■ **Objective**
State how many lines of the data contain the word "Best", and write nothing besides the number.

[Records excerpted from a collection]
= = = = =
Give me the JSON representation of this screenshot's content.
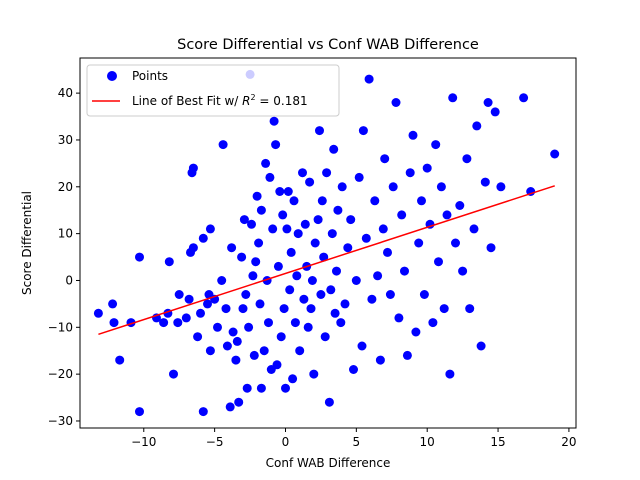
{
  "chart_data": {
    "type": "scatter",
    "title": "Score Differential vs Conf WAB Difference",
    "xlabel": "Conf WAB Difference",
    "ylabel": "Score Differential",
    "xlim": [
      -14.5,
      20.5
    ],
    "ylim": [
      -31.5,
      47.5
    ],
    "xticks": [
      -10,
      -5,
      0,
      5,
      10,
      15,
      20
    ],
    "yticks": [
      -30,
      -20,
      -10,
      0,
      10,
      20,
      30,
      40
    ],
    "grid": false,
    "legend_position": "top-left",
    "series": [
      {
        "name": "Points",
        "kind": "scatter",
        "color": "#0000ff",
        "points": [
          [
            -13.2,
            -7
          ],
          [
            -12.2,
            -5
          ],
          [
            -12.1,
            -9
          ],
          [
            -11.7,
            -17
          ],
          [
            -10.9,
            -9
          ],
          [
            -10.3,
            5
          ],
          [
            -9.1,
            -8
          ],
          [
            -10.3,
            -28
          ],
          [
            -8.6,
            -9
          ],
          [
            -8.2,
            4
          ],
          [
            -8.3,
            -7
          ],
          [
            -7.9,
            -20
          ],
          [
            -7.5,
            -3
          ],
          [
            -7.6,
            -9
          ],
          [
            -7.0,
            -8
          ],
          [
            -6.8,
            -4
          ],
          [
            -6.7,
            6
          ],
          [
            -6.6,
            23
          ],
          [
            -6.5,
            24
          ],
          [
            -6.5,
            7
          ],
          [
            -6.2,
            -12
          ],
          [
            -6.0,
            -7
          ],
          [
            -5.8,
            -28
          ],
          [
            -5.8,
            9
          ],
          [
            -5.5,
            -5
          ],
          [
            -5.4,
            -3
          ],
          [
            -5.3,
            11
          ],
          [
            -5.3,
            -15
          ],
          [
            -5.0,
            -4
          ],
          [
            -4.8,
            -10
          ],
          [
            -4.5,
            0
          ],
          [
            -4.4,
            29
          ],
          [
            -4.2,
            -6
          ],
          [
            -4.1,
            -14
          ],
          [
            -3.9,
            -27
          ],
          [
            -3.8,
            7
          ],
          [
            -3.7,
            -11
          ],
          [
            -3.5,
            -17
          ],
          [
            -3.4,
            -13
          ],
          [
            -3.3,
            -26
          ],
          [
            -3.1,
            5
          ],
          [
            -3.0,
            -6
          ],
          [
            -2.9,
            13
          ],
          [
            -2.8,
            -3
          ],
          [
            -2.7,
            -23
          ],
          [
            -2.6,
            -10
          ],
          [
            -2.5,
            44
          ],
          [
            -2.4,
            12
          ],
          [
            -2.3,
            1
          ],
          [
            -2.2,
            -16
          ],
          [
            -2.1,
            4
          ],
          [
            -2.0,
            18
          ],
          [
            -1.9,
            8
          ],
          [
            -1.8,
            -5
          ],
          [
            -1.7,
            15
          ],
          [
            -1.7,
            -23
          ],
          [
            -1.5,
            -15
          ],
          [
            -1.4,
            25
          ],
          [
            -1.3,
            0
          ],
          [
            -1.2,
            -9
          ],
          [
            -1.1,
            22
          ],
          [
            -1.0,
            -19
          ],
          [
            -0.9,
            11
          ],
          [
            -0.8,
            34
          ],
          [
            -0.7,
            29
          ],
          [
            -0.6,
            -18
          ],
          [
            -0.5,
            3
          ],
          [
            -0.4,
            19
          ],
          [
            -0.3,
            -12
          ],
          [
            -0.2,
            14
          ],
          [
            -0.1,
            -6
          ],
          [
            0.0,
            -23
          ],
          [
            0.1,
            11
          ],
          [
            0.2,
            19
          ],
          [
            0.3,
            -2
          ],
          [
            0.4,
            6
          ],
          [
            0.5,
            -21
          ],
          [
            0.6,
            17
          ],
          [
            0.7,
            -9
          ],
          [
            0.8,
            1
          ],
          [
            0.9,
            10
          ],
          [
            1.0,
            -15
          ],
          [
            1.2,
            23
          ],
          [
            1.3,
            -4
          ],
          [
            1.4,
            12
          ],
          [
            1.5,
            3
          ],
          [
            1.6,
            -10
          ],
          [
            1.7,
            21
          ],
          [
            1.8,
            -6
          ],
          [
            1.9,
            0
          ],
          [
            2.0,
            -20
          ],
          [
            2.1,
            8
          ],
          [
            2.3,
            13
          ],
          [
            2.4,
            32
          ],
          [
            2.5,
            -3
          ],
          [
            2.6,
            17
          ],
          [
            2.7,
            5
          ],
          [
            2.8,
            -12
          ],
          [
            2.9,
            23
          ],
          [
            3.1,
            -26
          ],
          [
            3.2,
            -2
          ],
          [
            3.3,
            10
          ],
          [
            3.4,
            28
          ],
          [
            3.5,
            -7
          ],
          [
            3.6,
            2
          ],
          [
            3.7,
            15
          ],
          [
            3.9,
            -9
          ],
          [
            4.0,
            20
          ],
          [
            4.2,
            -5
          ],
          [
            4.4,
            7
          ],
          [
            4.6,
            13
          ],
          [
            4.8,
            -19
          ],
          [
            5.0,
            0
          ],
          [
            5.2,
            22
          ],
          [
            5.4,
            -14
          ],
          [
            5.5,
            32
          ],
          [
            5.7,
            9
          ],
          [
            5.9,
            43
          ],
          [
            6.1,
            -4
          ],
          [
            6.3,
            17
          ],
          [
            6.5,
            1
          ],
          [
            6.7,
            -17
          ],
          [
            6.9,
            11
          ],
          [
            7.0,
            26
          ],
          [
            7.2,
            6
          ],
          [
            7.4,
            -3
          ],
          [
            7.6,
            20
          ],
          [
            7.8,
            38
          ],
          [
            8.0,
            -8
          ],
          [
            8.2,
            14
          ],
          [
            8.4,
            2
          ],
          [
            8.6,
            -16
          ],
          [
            8.8,
            23
          ],
          [
            9.0,
            31
          ],
          [
            9.2,
            -11
          ],
          [
            9.4,
            8
          ],
          [
            9.6,
            17
          ],
          [
            9.8,
            -3
          ],
          [
            10.0,
            24
          ],
          [
            10.2,
            12
          ],
          [
            10.4,
            -9
          ],
          [
            10.6,
            29
          ],
          [
            10.8,
            4
          ],
          [
            11.0,
            20
          ],
          [
            11.2,
            -6
          ],
          [
            11.4,
            14
          ],
          [
            11.6,
            -20
          ],
          [
            11.8,
            39
          ],
          [
            12.0,
            8
          ],
          [
            12.3,
            16
          ],
          [
            12.5,
            2
          ],
          [
            12.8,
            26
          ],
          [
            13.0,
            -6
          ],
          [
            13.3,
            11
          ],
          [
            13.5,
            33
          ],
          [
            13.8,
            -14
          ],
          [
            14.1,
            21
          ],
          [
            14.3,
            38
          ],
          [
            14.5,
            7
          ],
          [
            14.8,
            36
          ],
          [
            15.2,
            20
          ],
          [
            16.8,
            39
          ],
          [
            17.3,
            19
          ],
          [
            19.0,
            27
          ]
        ]
      },
      {
        "name": "Line of Best Fit w/ R² = 0.181",
        "kind": "line",
        "color": "#ff0000",
        "x_range": [
          -13.2,
          19.0
        ],
        "slope": 0.985,
        "intercept": 1.5
      }
    ]
  },
  "legend": {
    "points_label": "Points",
    "fit_label_prefix": "Line of Best Fit w/ ",
    "fit_label_var": "R",
    "fit_label_exp": "2",
    "fit_label_suffix": " = 0.181"
  }
}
= = = = =
■ **Solution to this problem**
2